Some records
::::::::::
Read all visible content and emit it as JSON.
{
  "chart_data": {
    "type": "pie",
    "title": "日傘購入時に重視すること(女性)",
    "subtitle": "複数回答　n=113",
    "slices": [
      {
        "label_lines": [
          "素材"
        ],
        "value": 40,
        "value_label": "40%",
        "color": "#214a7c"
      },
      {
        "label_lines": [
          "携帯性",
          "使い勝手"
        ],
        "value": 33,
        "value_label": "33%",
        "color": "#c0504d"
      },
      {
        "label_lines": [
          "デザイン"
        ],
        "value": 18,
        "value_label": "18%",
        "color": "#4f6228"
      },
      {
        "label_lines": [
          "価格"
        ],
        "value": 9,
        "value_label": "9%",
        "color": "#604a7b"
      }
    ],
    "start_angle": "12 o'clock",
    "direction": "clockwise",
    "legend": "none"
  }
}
::::::::::
PROBLEM TO WORK ON
Type out the material again exactly as presented.

RESPONSE TO THIS TASK
Read all visible content and emit it as JSON.
{
  "chart_data": {
    "type": "pie",
    "title": "日傘購入時に重視すること(女性)",
    "subtitle": "複数回答　n=113",
    "slices": [
      {
        "label_lines": [
          "素材"
        ],
        "value": 40,
        "value_label": "40%",
        "color": "#214a7c"
      },
      {
        "label_lines": [
          "携帯性",
          "使い勝手"
        ],
        "value": 33,
        "value_label": "33%",
        "color": "#c0504d"
      },
      {
        "label_lines": [
          "デザイン"
        ],
        "value": 18,
        "value_label": "18%",
        "color": "#4f6228"
      },
      {
        "label_lines": [
          "価格"
        ],
        "value": 9,
        "value_label": "9%",
        "color": "#604a7b"
      }
    ],
    "start_angle": "12 o'clock",
    "direction": "clockwise",
    "legend": "none"
  }
}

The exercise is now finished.